[The problem]
Select and copy out every line in the records containing "dashed".

[Dataset entries]
++++++++
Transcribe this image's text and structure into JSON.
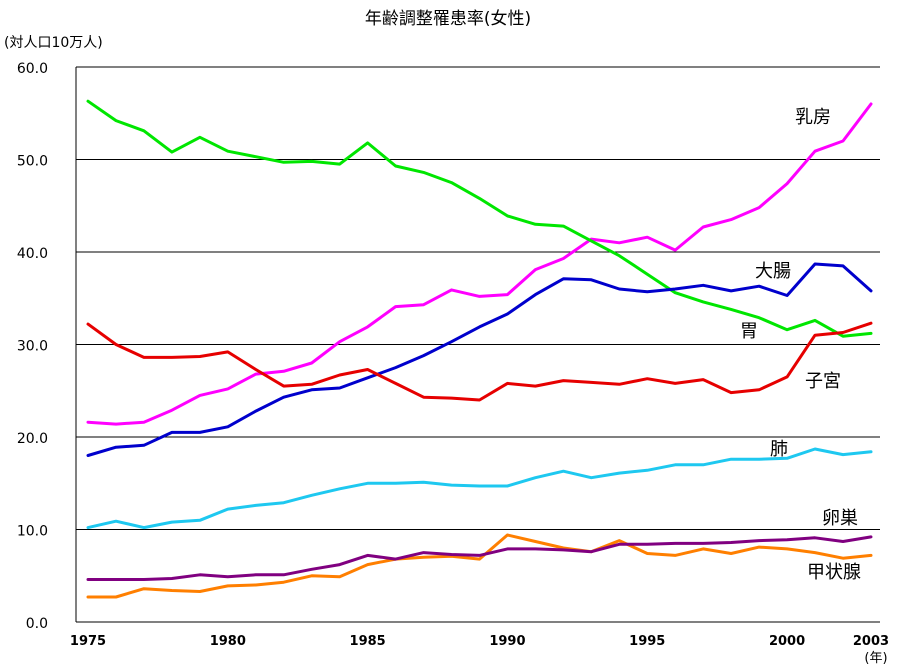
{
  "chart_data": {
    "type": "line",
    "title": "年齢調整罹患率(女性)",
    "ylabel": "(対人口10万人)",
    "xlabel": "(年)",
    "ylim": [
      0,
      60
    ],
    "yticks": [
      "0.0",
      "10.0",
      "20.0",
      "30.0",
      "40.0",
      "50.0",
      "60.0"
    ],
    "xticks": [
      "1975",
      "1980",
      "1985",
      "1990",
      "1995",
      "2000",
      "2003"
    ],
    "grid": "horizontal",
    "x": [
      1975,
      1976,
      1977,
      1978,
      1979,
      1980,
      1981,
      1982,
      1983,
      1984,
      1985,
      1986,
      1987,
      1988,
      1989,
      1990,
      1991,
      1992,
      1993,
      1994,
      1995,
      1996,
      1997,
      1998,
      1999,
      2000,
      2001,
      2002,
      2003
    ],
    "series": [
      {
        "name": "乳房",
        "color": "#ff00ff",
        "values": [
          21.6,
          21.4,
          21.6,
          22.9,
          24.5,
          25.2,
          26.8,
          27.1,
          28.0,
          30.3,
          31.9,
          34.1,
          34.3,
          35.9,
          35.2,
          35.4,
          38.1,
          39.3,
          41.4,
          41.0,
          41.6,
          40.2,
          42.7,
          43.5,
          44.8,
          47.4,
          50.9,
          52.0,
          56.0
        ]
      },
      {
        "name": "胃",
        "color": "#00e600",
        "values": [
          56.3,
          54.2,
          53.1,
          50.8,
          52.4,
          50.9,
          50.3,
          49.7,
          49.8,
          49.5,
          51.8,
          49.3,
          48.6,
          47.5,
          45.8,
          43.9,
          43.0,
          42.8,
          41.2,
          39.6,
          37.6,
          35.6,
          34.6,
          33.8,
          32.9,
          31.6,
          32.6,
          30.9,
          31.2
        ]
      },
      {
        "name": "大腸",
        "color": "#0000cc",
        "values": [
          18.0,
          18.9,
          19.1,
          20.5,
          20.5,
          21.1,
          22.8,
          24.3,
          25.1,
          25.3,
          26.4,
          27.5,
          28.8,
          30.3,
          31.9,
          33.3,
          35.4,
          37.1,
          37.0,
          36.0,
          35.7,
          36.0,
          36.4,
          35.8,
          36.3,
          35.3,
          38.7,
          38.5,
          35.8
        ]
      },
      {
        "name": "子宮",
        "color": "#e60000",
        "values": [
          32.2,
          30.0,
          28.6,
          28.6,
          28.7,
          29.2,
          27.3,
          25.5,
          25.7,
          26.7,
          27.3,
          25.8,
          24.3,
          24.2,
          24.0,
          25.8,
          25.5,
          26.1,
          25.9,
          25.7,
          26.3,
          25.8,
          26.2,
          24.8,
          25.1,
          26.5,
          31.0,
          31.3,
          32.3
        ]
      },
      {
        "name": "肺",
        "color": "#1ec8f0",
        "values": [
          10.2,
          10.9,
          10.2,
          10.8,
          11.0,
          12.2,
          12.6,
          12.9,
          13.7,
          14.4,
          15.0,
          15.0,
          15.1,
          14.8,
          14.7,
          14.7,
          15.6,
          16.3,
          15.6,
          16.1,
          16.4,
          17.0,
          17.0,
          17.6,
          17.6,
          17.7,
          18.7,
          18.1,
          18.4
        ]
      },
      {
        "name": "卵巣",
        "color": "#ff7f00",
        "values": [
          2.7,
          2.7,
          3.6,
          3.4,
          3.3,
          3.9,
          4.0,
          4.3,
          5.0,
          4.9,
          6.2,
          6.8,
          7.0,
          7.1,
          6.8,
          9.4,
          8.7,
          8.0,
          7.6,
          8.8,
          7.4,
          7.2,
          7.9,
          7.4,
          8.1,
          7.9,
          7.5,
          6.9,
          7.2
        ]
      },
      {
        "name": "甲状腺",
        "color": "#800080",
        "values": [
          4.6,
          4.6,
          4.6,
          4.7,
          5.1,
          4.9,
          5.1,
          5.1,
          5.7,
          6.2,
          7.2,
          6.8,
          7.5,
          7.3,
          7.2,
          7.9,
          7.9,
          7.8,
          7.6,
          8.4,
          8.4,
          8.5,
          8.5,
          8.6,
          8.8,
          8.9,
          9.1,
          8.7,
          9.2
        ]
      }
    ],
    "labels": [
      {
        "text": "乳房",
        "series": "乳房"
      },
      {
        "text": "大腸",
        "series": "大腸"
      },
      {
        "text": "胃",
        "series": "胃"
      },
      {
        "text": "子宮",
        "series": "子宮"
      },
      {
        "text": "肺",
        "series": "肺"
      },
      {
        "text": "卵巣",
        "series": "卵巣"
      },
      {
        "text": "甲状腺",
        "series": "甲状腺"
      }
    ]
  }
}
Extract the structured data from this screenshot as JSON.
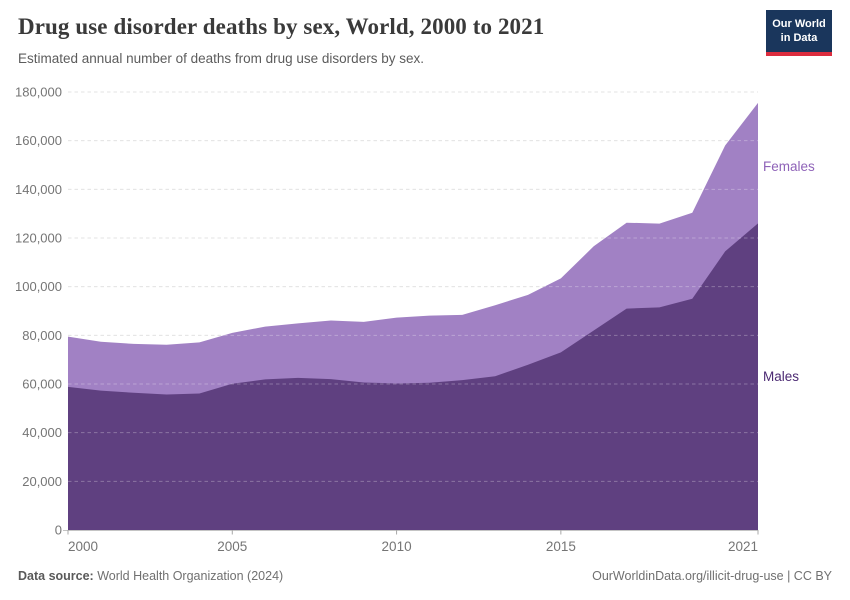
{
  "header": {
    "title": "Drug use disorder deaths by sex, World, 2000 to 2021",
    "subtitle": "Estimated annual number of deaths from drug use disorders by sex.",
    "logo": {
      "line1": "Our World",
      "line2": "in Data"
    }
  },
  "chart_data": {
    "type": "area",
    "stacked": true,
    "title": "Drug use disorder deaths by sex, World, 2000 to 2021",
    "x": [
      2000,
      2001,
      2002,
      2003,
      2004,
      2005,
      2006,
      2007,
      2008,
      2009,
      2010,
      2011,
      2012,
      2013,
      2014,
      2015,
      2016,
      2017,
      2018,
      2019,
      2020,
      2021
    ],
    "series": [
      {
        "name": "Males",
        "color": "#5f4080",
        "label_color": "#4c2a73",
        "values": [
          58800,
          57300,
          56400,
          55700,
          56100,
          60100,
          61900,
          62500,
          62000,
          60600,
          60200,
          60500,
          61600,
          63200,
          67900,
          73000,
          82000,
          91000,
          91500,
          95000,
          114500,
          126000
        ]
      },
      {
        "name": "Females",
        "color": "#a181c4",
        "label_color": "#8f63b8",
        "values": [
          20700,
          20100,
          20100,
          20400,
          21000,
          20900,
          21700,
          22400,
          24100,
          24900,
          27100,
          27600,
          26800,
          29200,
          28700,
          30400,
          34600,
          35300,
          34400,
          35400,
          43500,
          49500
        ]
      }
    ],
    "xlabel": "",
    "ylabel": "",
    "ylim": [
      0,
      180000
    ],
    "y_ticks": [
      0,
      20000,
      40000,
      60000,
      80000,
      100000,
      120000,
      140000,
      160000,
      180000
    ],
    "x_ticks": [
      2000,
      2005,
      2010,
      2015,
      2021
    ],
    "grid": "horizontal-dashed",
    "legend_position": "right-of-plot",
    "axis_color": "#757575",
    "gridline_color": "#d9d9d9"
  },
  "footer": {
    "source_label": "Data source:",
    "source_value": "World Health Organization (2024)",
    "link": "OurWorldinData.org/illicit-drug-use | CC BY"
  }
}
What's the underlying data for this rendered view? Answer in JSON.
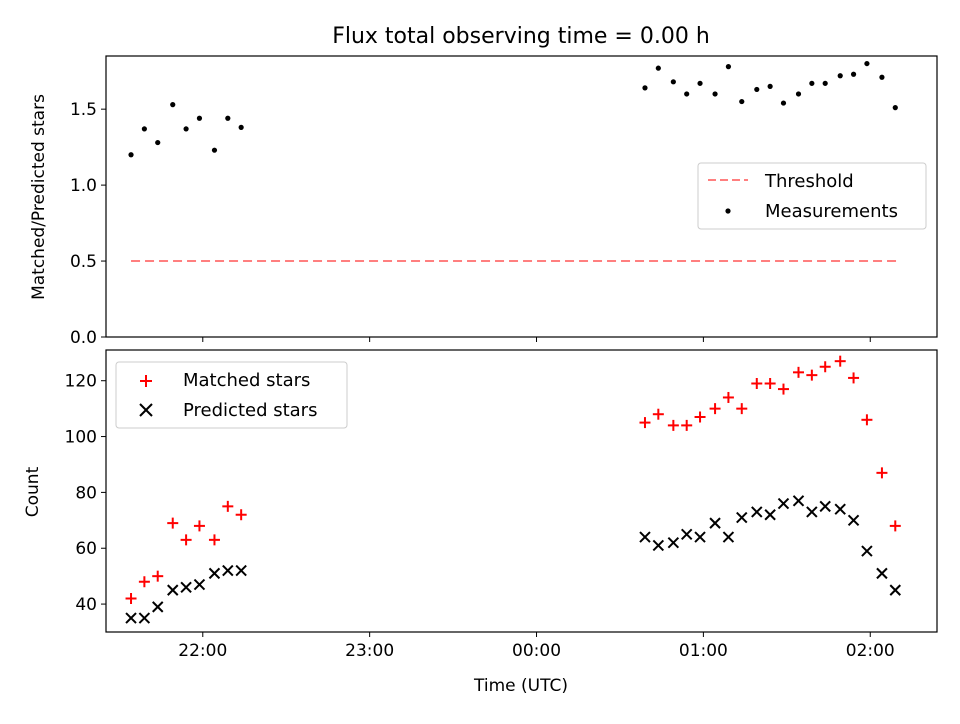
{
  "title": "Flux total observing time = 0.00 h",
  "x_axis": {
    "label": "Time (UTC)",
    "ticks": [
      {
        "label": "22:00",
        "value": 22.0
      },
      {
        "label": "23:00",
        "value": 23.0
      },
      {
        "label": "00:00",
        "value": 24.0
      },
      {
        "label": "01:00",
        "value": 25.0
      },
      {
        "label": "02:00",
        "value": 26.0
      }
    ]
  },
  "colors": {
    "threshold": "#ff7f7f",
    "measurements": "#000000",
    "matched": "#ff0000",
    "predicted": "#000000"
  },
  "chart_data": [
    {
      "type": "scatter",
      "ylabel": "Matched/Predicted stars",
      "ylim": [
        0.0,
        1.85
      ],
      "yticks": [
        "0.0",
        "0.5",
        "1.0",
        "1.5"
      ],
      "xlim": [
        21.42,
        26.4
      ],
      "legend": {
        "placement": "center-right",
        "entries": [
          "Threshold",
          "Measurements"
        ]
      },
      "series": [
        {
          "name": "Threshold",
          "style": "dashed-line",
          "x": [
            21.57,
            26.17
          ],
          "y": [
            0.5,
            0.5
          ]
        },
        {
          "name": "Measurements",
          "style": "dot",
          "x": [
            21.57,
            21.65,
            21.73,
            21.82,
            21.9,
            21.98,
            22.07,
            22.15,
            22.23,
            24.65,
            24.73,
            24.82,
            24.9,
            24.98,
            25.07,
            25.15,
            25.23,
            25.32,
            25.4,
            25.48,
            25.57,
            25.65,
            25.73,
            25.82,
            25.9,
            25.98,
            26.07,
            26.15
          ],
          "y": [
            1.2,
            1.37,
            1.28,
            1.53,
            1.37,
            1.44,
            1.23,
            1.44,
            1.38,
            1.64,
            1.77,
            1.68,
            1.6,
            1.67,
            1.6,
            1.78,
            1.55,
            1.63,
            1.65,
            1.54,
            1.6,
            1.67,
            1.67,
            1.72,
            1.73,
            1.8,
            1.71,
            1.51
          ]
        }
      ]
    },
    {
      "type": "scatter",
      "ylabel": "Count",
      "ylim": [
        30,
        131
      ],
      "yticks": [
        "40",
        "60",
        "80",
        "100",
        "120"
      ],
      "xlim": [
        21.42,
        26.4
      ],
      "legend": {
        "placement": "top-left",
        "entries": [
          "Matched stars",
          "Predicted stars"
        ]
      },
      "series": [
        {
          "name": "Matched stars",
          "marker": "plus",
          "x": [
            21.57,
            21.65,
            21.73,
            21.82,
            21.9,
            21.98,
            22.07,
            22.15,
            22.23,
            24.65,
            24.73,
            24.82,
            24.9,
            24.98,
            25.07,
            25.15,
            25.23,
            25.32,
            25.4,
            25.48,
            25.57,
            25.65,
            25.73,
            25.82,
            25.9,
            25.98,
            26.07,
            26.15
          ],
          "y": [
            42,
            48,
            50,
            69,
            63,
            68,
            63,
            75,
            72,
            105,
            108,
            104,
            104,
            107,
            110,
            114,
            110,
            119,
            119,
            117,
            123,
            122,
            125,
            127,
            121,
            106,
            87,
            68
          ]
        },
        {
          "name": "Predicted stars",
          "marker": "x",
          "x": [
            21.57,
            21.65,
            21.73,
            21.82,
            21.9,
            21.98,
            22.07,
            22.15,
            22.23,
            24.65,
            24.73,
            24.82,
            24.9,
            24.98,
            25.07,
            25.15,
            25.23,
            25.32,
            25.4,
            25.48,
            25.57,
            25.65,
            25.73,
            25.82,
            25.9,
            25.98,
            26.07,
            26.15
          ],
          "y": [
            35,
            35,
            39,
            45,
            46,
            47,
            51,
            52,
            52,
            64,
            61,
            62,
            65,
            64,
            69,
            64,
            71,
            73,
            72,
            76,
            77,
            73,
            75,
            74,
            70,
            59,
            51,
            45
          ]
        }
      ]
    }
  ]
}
++++++++
[Task solution]
    "grid": "horizontal-dashed",
          "style": "dashed-line",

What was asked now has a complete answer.